__Exercise__
Reproduce every line of the material below, but drop the pictures.
··· Provided data
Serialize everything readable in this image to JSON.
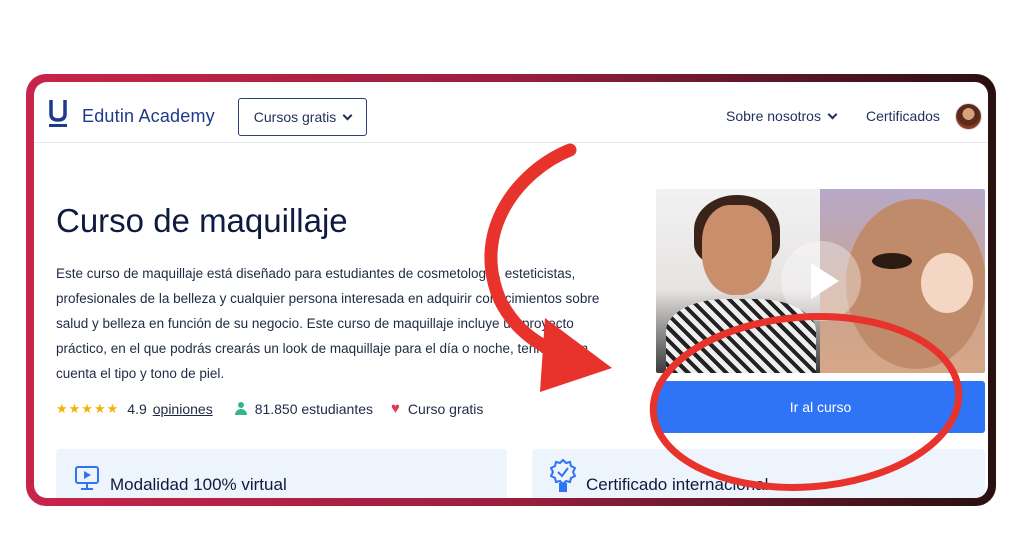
{
  "header": {
    "logo_letter": "U",
    "logo_text": "Edutin Academy",
    "free_courses_label": "Cursos gratis",
    "about_label": "Sobre nosotros",
    "certificates_label": "Certificados"
  },
  "course": {
    "title": "Curso de maquillaje",
    "description": "Este curso de maquillaje está diseñado para estudiantes de cosmetología, esteticistas, profesionales de la belleza y cualquier persona interesada en adquirir conocimientos sobre salud y belleza en función de su negocio. Este curso de maquillaje incluye un proyecto práctico, en el que podrás crearás un look de maquillaje para el día o noche, teniendo en cuenta el tipo y tono de piel.",
    "stars": "★★★★★",
    "rating": "4.9",
    "reviews_label": "opiniones",
    "students": "81.850 estudiantes",
    "free_label": "Curso gratis",
    "cta_label": "Ir al curso"
  },
  "features": [
    {
      "label": "Modalidad 100% virtual",
      "icon": "monitor-icon"
    },
    {
      "label": "Certificado internacional",
      "icon": "certificate-badge-icon"
    }
  ],
  "colors": {
    "brand_navy": "#1e3a8a",
    "cta_blue": "#2f73f6",
    "annotation_red": "#e8322c",
    "frame_crimson": "#c8244b",
    "star_gold": "#f5b301",
    "students_green": "#35b58a",
    "card_bg": "#eef4fb"
  }
}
······
__Answer__
Serialize everything readable in this image to JSON.
{
  "header": {
    "logo_letter": "U",
    "logo_text": "Edutin Academy",
    "free_courses_label": "Cursos gratis",
    "about_label": "Sobre nosotros",
    "certificates_label": "Certificados"
  },
  "course": {
    "title": "Curso de maquillaje",
    "description": "Este curso de maquillaje está diseñado para estudiantes de cosmetología, esteticistas, profesionales de la belleza y cualquier persona interesada en adquirir conocimientos sobre salud y belleza en función de su negocio. Este curso de maquillaje incluye un proyecto práctico, en el que podrás crearás un look de maquillaje para el día o noche, teniendo en cuenta el tipo y tono de piel.",
    "stars": "★★★★★",
    "rating": "4.9",
    "reviews_label": "opiniones",
    "students": "81.850 estudiantes",
    "free_label": "Curso gratis",
    "cta_label": "Ir al curso"
  },
  "features": [
    {
      "label": "Modalidad 100% virtual",
      "icon": "monitor-icon"
    },
    {
      "label": "Certificado internacional",
      "icon": "certificate-badge-icon"
    }
  ],
  "colors": {
    "brand_navy": "#1e3a8a",
    "cta_blue": "#2f73f6",
    "annotation_red": "#e8322c",
    "frame_crimson": "#c8244b",
    "star_gold": "#f5b301",
    "students_green": "#35b58a",
    "card_bg": "#eef4fb"
  }
}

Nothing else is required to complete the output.